* [TASK BRIEF]:
Leave out every picture, then transcribe the rest of the listing exactly.

Data excerpts
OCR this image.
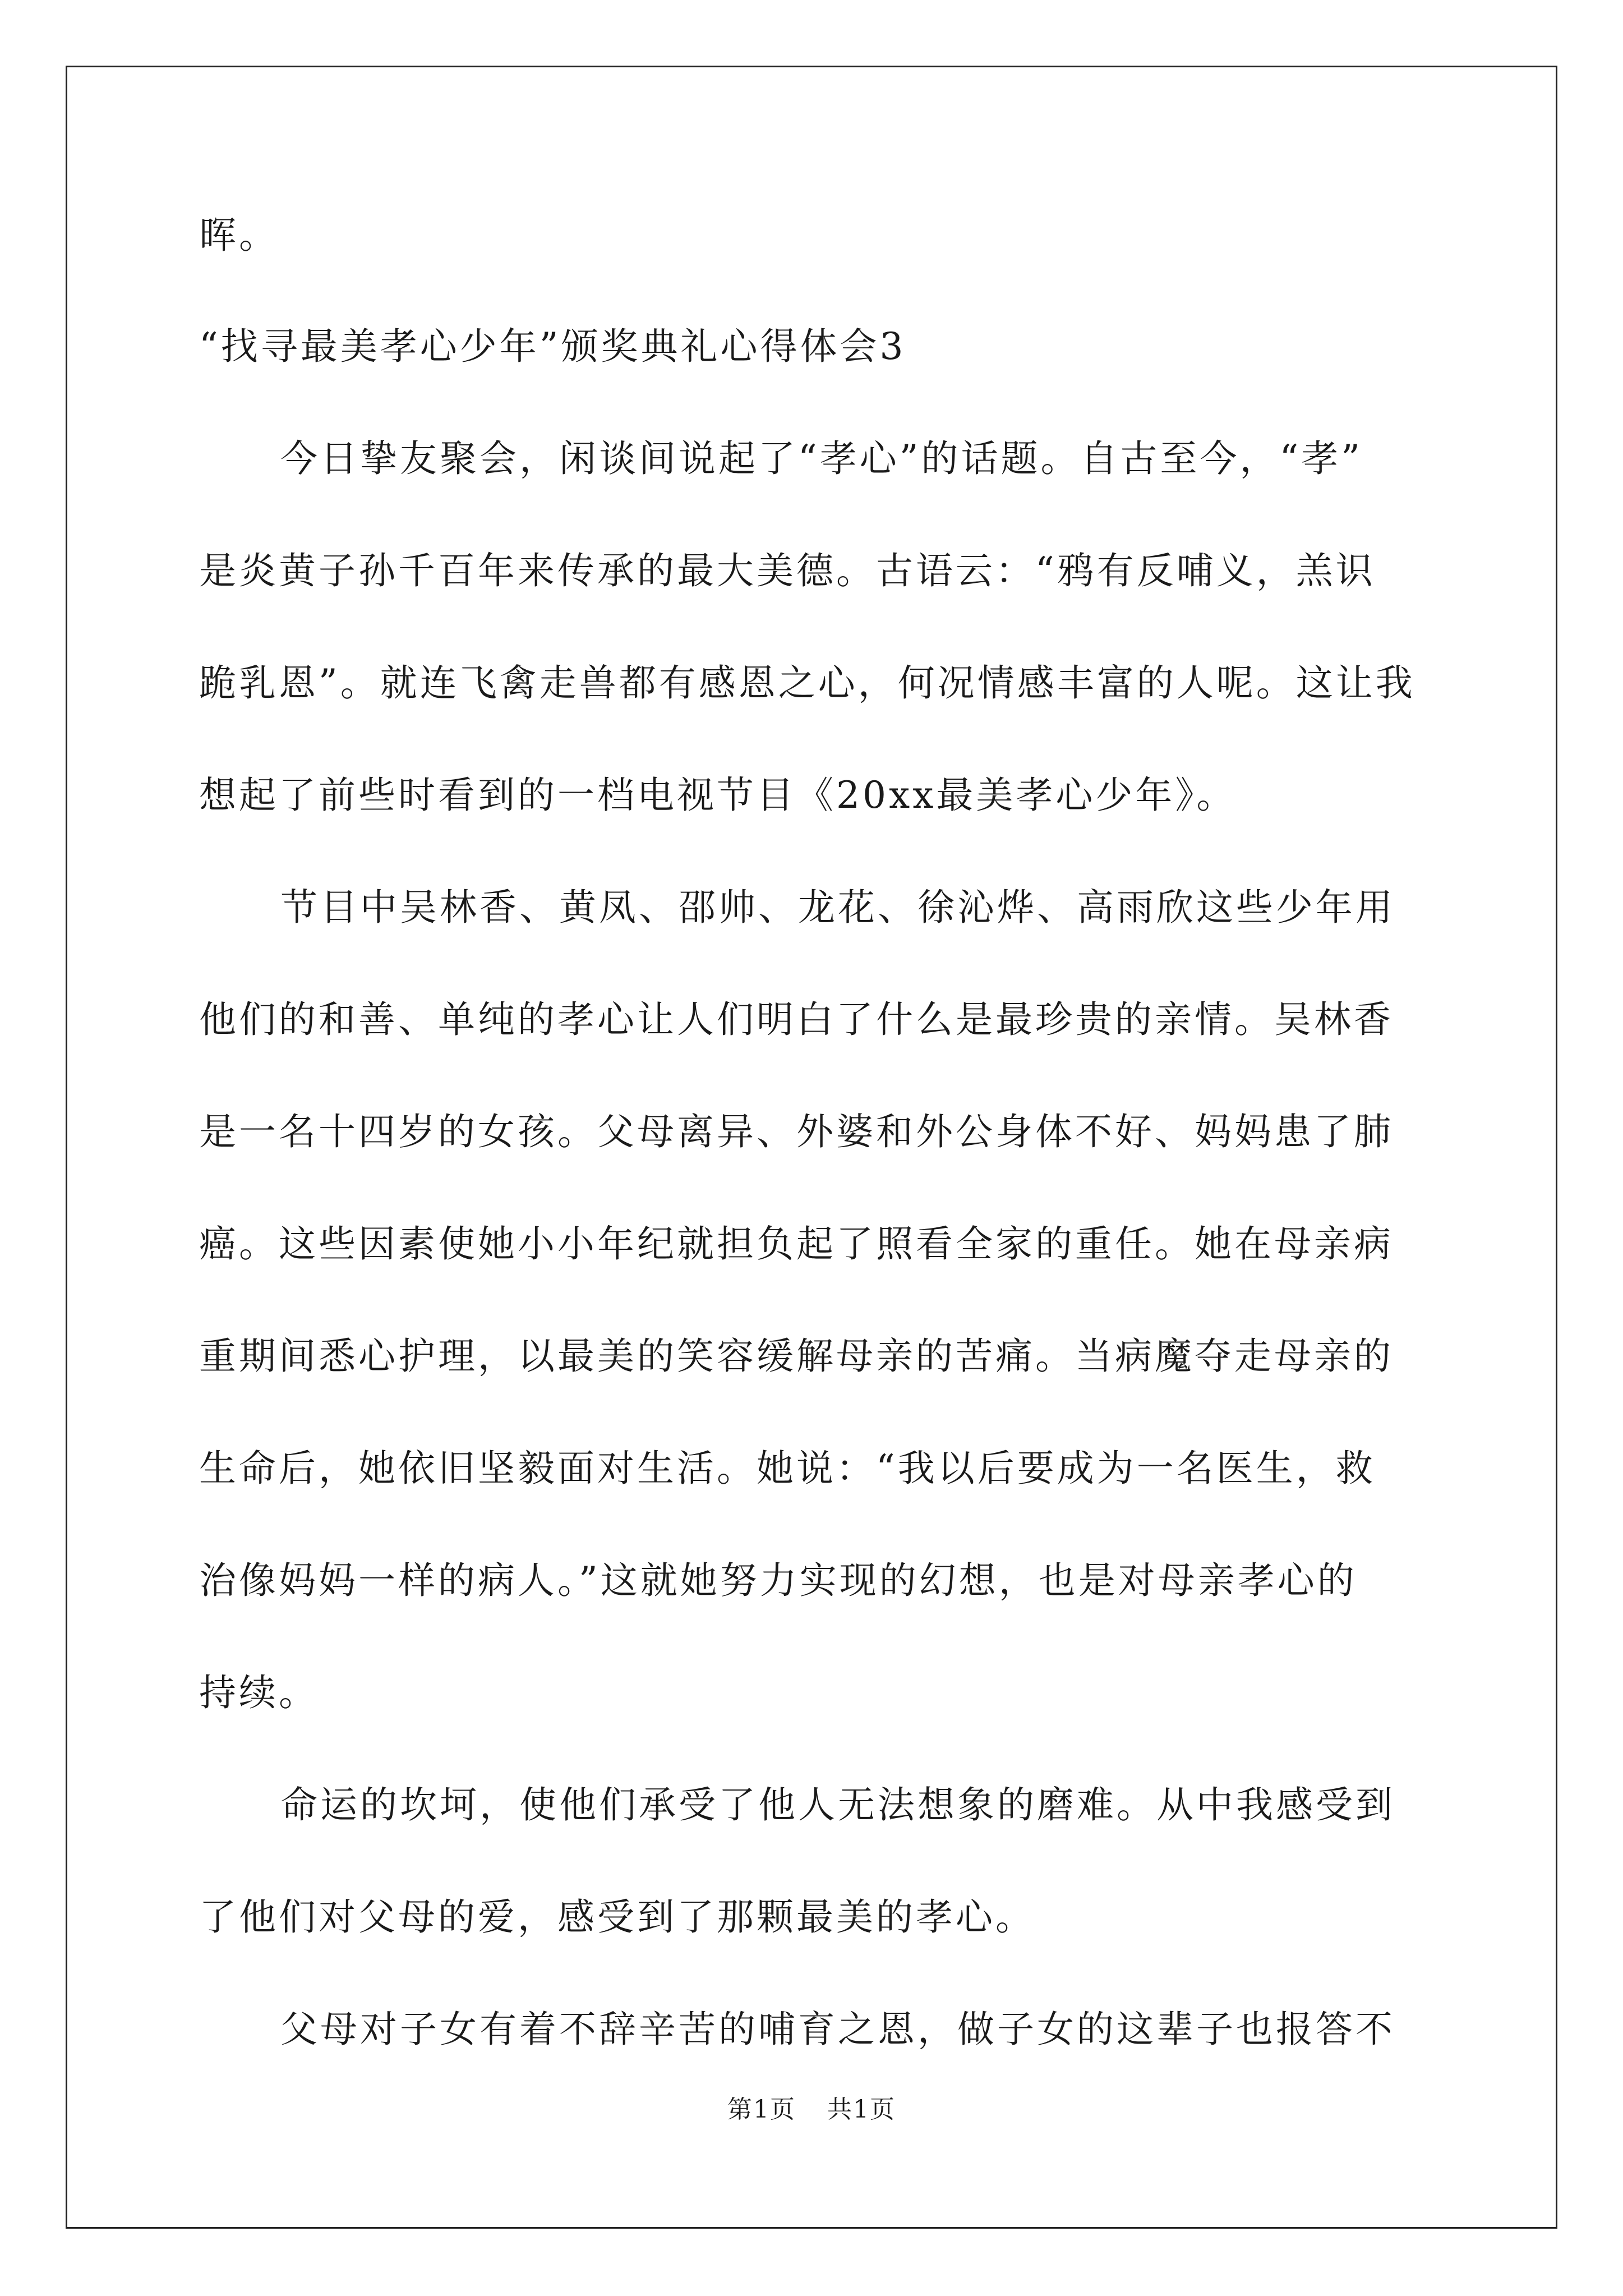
晖。
“找寻最美孝心少年”颁奖典礼心得体会3
今日挚友聚会，闲谈间说起了“孝心”的话题。自古至今，“孝”
是炎黄子孙千百年来传承的最大美德。古语云：“鸦有反哺义，羔识
跪乳恩”。就连飞禽走兽都有感恩之心，何况情感丰富的人呢。这让我
想起了前些时看到的一档电视节目《20xx最美孝心少年》。
节目中吴林香、黄凤、邵帅、龙花、徐沁烨、高雨欣这些少年用
他们的和善、单纯的孝心让人们明白了什么是最珍贵的亲情。吴林香
是一名十四岁的女孩。父母离异、外婆和外公身体不好、妈妈患了肺
癌。这些因素使她小小年纪就担负起了照看全家的重任。她在母亲病
重期间悉心护理，以最美的笑容缓解母亲的苦痛。当病魔夺走母亲的
生命后，她依旧坚毅面对生活。她说：“我以后要成为一名医生，救
治像妈妈一样的病人。”这就她努力实现的幻想，也是对母亲孝心的
持续。
命运的坎坷，使他们承受了他人无法想象的磨难。从中我感受到
了他们对父母的爱，感受到了那颗最美的孝心。
父母对子女有着不辞辛苦的哺育之恩，做子女的这辈子也报答不
第1页 共1页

* [TASK RESPONSE]:
OCR this image.
晖。
“找寻最美孝心少年”颁奖典礼心得体会3
今日挚友聚会，闲谈间说起了“孝心”的话题。自古至今，“孝”
是炎黄子孙千百年来传承的最大美德。古语云：“鸦有反哺义，羔识
跪乳恩”。就连飞禽走兽都有感恩之心，何况情感丰富的人呢。这让我
想起了前些时看到的一档电视节目《20xx最美孝心少年》。
节目中吴林香、黄凤、邵帅、龙花、徐沁烨、高雨欣这些少年用
他们的和善、单纯的孝心让人们明白了什么是最珍贵的亲情。吴林香
是一名十四岁的女孩。父母离异、外婆和外公身体不好、妈妈患了肺
癌。这些因素使她小小年纪就担负起了照看全家的重任。她在母亲病
重期间悉心护理，以最美的笑容缓解母亲的苦痛。当病魔夺走母亲的
生命后，她依旧坚毅面对生活。她说：“我以后要成为一名医生，救
治像妈妈一样的病人。”这就她努力实现的幻想，也是对母亲孝心的
持续。
命运的坎坷，使他们承受了他人无法想象的磨难。从中我感受到
了他们对父母的爱，感受到了那颗最美的孝心。
父母对子女有着不辞辛苦的哺育之恩，做子女的这辈子也报答不
第1页 共1页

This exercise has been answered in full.